*Data shown*:
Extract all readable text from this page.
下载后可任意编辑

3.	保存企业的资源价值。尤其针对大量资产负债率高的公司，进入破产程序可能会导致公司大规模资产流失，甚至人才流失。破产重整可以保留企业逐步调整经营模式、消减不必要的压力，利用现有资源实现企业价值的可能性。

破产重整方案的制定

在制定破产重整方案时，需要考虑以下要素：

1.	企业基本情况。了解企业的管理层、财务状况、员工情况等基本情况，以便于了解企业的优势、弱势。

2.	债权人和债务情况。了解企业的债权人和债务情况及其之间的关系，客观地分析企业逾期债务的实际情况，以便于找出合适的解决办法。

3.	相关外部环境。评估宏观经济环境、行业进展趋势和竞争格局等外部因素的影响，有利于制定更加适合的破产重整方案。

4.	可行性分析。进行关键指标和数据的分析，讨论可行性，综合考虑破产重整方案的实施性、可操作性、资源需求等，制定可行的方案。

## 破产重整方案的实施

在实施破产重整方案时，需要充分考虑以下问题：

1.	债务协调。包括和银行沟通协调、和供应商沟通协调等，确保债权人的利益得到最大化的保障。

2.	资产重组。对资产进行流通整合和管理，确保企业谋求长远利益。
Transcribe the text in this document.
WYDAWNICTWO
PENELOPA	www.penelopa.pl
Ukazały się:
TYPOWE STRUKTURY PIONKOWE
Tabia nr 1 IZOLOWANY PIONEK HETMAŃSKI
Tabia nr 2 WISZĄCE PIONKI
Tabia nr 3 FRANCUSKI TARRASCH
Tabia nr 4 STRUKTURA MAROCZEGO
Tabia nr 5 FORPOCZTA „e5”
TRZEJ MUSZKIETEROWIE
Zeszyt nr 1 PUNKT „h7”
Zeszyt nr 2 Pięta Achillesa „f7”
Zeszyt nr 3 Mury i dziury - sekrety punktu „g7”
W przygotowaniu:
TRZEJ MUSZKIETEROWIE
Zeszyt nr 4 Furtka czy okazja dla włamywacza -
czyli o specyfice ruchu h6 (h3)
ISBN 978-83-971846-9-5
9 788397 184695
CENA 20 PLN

*Given problem*: Pull every line containing "text" from the data.

*Answer below*:
Extract all readable text from this page.
Transcribe the text in this document.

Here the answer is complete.